§ WHAT YOU ARE ASKED TO DO:
Which lines have the string "JSON"? Copy all of them from the entries below.

§ RECORD LIST:
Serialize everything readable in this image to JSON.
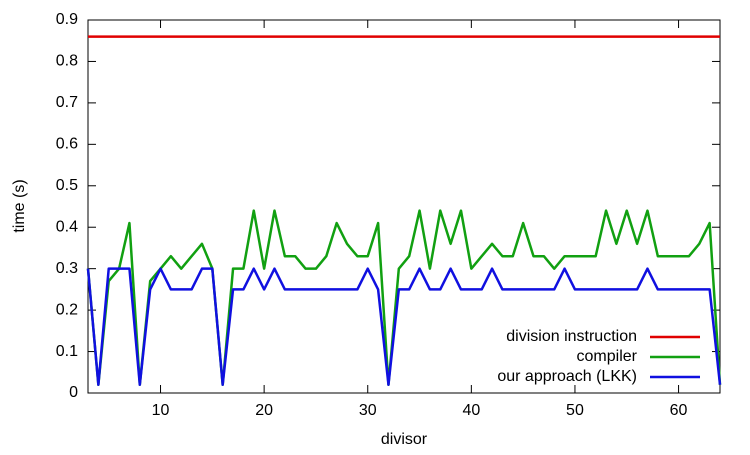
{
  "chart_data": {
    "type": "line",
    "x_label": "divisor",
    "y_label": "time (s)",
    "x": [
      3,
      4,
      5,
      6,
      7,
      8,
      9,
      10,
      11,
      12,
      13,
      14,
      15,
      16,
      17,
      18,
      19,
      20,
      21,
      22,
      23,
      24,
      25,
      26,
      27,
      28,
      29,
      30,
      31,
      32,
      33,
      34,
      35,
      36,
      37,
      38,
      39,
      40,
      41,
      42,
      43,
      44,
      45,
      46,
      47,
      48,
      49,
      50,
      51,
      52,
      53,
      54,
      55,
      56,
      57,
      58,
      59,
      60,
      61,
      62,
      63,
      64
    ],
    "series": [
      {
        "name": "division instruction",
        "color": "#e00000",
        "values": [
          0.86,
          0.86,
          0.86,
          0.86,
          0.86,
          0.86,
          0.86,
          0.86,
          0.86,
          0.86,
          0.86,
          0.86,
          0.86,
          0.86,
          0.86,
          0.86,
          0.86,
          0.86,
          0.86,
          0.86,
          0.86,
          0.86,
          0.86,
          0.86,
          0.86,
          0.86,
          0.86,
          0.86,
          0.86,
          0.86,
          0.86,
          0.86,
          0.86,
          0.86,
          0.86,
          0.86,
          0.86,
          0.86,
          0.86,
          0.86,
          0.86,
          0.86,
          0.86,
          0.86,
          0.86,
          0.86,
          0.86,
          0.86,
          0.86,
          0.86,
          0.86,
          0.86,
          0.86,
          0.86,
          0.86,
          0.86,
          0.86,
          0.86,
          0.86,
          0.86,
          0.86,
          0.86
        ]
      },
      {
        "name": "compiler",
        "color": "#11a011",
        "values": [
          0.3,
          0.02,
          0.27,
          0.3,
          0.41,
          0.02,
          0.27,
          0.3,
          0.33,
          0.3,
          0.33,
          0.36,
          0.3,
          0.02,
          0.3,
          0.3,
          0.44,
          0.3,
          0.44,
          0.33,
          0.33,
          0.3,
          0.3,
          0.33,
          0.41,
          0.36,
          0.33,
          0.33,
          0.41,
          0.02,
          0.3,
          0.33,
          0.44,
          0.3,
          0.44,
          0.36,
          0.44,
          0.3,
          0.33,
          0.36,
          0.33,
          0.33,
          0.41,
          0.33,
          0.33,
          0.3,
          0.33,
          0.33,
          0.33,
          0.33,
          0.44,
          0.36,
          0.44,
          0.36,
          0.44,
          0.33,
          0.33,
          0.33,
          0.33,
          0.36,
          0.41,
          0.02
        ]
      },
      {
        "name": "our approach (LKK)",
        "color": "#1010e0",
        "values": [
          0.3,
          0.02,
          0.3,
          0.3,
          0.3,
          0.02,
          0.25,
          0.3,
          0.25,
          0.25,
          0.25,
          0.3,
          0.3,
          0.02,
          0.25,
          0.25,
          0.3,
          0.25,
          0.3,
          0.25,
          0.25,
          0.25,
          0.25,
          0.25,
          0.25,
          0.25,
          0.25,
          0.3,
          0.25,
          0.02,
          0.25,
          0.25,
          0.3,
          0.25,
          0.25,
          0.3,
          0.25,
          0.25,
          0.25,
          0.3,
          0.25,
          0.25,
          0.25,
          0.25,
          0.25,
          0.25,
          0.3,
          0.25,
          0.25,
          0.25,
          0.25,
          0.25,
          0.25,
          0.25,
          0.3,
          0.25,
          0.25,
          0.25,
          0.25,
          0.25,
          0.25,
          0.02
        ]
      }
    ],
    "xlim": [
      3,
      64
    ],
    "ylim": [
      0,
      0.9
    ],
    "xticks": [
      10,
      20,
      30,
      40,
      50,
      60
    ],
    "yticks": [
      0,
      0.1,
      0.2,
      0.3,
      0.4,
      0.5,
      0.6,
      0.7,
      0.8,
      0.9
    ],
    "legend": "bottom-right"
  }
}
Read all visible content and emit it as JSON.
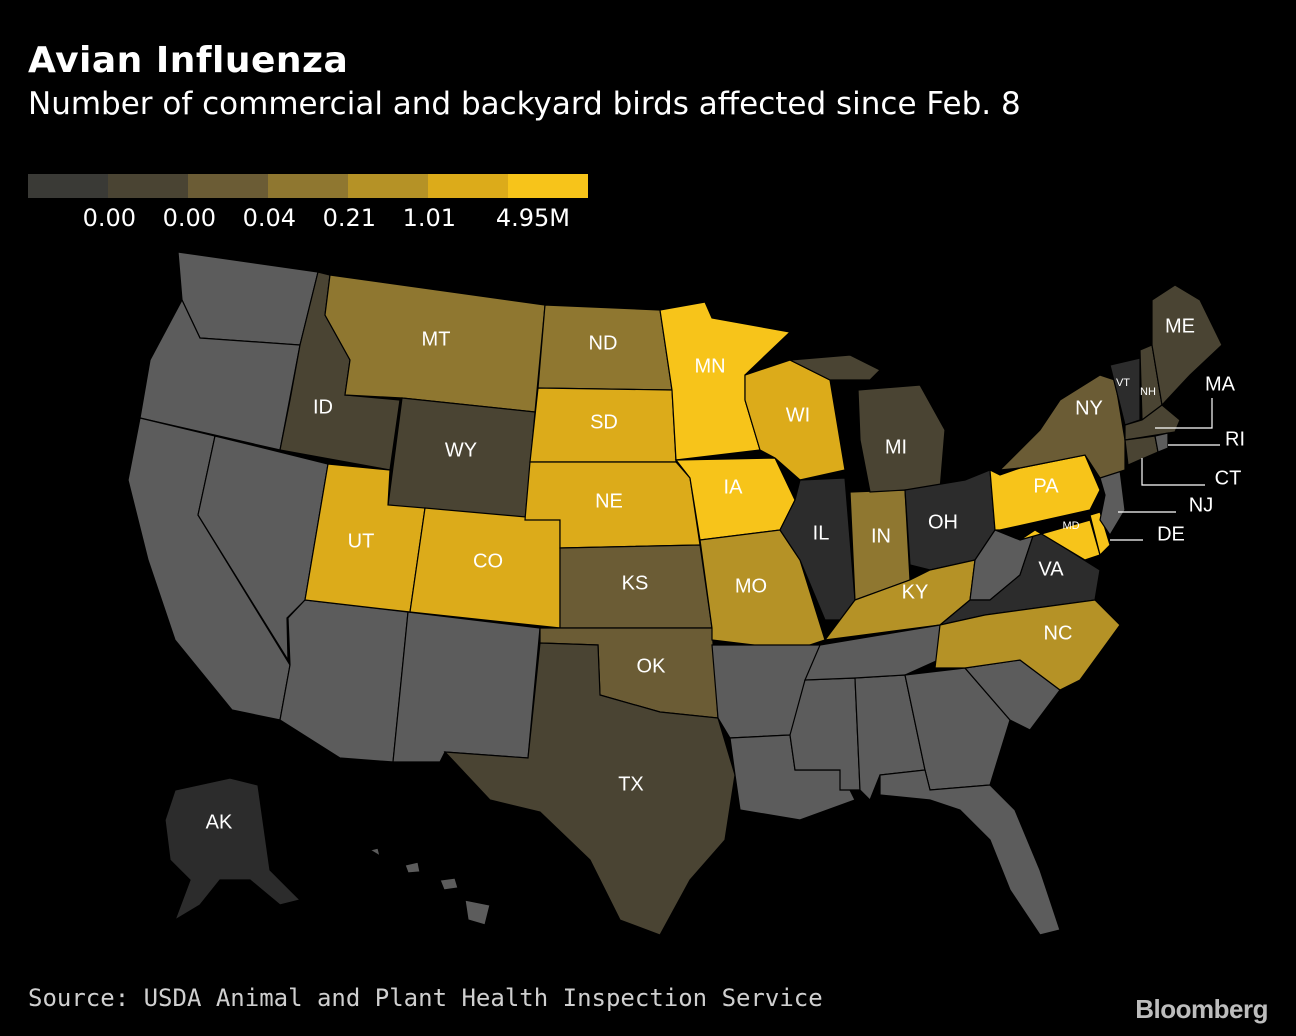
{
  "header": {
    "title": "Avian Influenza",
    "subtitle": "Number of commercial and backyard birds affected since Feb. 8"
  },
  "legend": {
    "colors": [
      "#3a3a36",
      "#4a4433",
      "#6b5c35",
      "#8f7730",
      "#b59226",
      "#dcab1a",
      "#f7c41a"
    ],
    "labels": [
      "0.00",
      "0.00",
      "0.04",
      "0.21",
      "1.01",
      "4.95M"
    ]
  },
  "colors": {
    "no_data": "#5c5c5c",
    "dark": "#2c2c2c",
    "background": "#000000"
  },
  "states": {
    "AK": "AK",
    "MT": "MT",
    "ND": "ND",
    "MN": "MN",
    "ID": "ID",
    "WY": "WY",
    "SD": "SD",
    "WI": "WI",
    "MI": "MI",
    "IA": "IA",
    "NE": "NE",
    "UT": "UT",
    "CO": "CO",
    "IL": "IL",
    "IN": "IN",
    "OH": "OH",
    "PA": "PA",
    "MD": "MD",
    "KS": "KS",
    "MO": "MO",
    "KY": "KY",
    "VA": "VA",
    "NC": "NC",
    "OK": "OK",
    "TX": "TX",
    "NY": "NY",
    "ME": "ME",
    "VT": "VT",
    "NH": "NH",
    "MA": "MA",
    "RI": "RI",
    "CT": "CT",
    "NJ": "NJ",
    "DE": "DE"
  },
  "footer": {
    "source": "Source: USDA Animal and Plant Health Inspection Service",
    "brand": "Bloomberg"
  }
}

§ WORKED SOLUTION:
Serialize everything readable in this image to JSON.
Read all visible content and emit it as JSON.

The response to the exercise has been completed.